Copy all of the material exactly. Pictures are not to appear in the copy.
— start Material for this exercise —
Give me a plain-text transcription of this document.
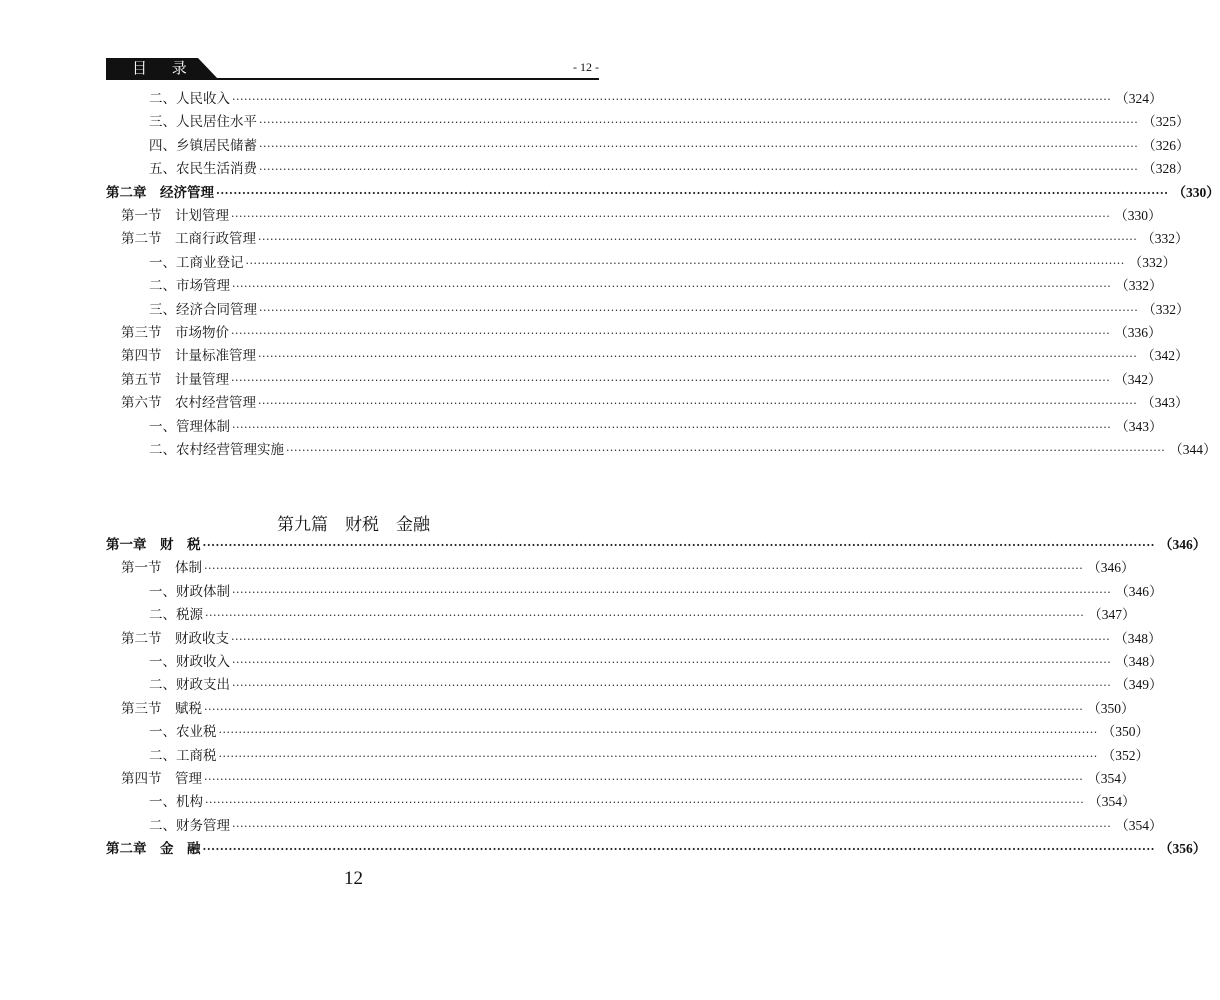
目 录	- 12 -
二、人民收入 ···························································································································································································································· （324）
三、人民居住水平 ···························································································································································································································· （325）
四、乡镇居民储蓄 ···························································································································································································································· （326）
五、农民生活消费 ···························································································································································································································· （328）
第二章　经济管理 ···························································································································································································································· （330）
第一节　计划管理 ···························································································································································································································· （330）
第二节　工商行政管理 ···························································································································································································································· （332）
一、工商业登记 ···························································································································································································································· （332）
二、市场管理 ···························································································································································································································· （332）
三、经济合同管理 ···························································································································································································································· （332）
第三节　市场物价 ···························································································································································································································· （336）
第四节　计量标准管理 ···························································································································································································································· （342）
第五节　计量管理 ···························································································································································································································· （342）
第六节　农村经营管理 ···························································································································································································································· （343）
一、管理体制 ···························································································································································································································· （343）
二、农村经营管理实施 ···························································································································································································································· （344）
第九篇　财税　金融
第一章　财　税 ···························································································································································································································· （346）
第一节　体制 ···························································································································································································································· （346）
一、财政体制 ···························································································································································································································· （346）
二、税源 ···························································································································································································································· （347）
第二节　财政收支 ···························································································································································································································· （348）
一、财政收入 ···························································································································································································································· （348）
二、财政支出 ···························································································································································································································· （349）
第三节　赋税 ···························································································································································································································· （350）
一、农业税 ···························································································································································································································· （350）
二、工商税 ···························································································································································································································· （352）
第四节　管理 ···························································································································································································································· （354）
一、机构 ···························································································································································································································· （354）
二、财务管理 ···························································································································································································································· （354）
第二章　金　融 ···························································································································································································································· （356）
12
— end Material for this exercise —
### [Correct response]
Give me a plain-text transcription of this document.
目 录	- 12 -
二、人民收入 ···························································································································································································································· （324）
三、人民居住水平 ···························································································································································································································· （325）
四、乡镇居民储蓄 ···························································································································································································································· （326）
五、农民生活消费 ···························································································································································································································· （328）
第二章　经济管理 ···························································································································································································································· （330）
第一节　计划管理 ···························································································································································································································· （330）
第二节　工商行政管理 ···························································································································································································································· （332）
一、工商业登记 ···························································································································································································································· （332）
二、市场管理 ···························································································································································································································· （332）
三、经济合同管理 ···························································································································································································································· （332）
第三节　市场物价 ···························································································································································································································· （336）
第四节　计量标准管理 ···························································································································································································································· （342）
第五节　计量管理 ···························································································································································································································· （342）
第六节　农村经营管理 ···························································································································································································································· （343）
一、管理体制 ···························································································································································································································· （343）
二、农村经营管理实施 ···························································································································································································································· （344）
第九篇　财税　金融
第一章　财　税 ···························································································································································································································· （346）
第一节　体制 ···························································································································································································································· （346）
一、财政体制 ···························································································································································································································· （346）
二、税源 ···························································································································································································································· （347）
第二节　财政收支 ···························································································································································································································· （348）
一、财政收入 ···························································································································································································································· （348）
二、财政支出 ···························································································································································································································· （349）
第三节　赋税 ···························································································································································································································· （350）
一、农业税 ···························································································································································································································· （350）
二、工商税 ···························································································································································································································· （352）
第四节　管理 ···························································································································································································································· （354）
一、机构 ···························································································································································································································· （354）
二、财务管理 ···························································································································································································································· （354）
第二章　金　融 ···························································································································································································································· （356）
12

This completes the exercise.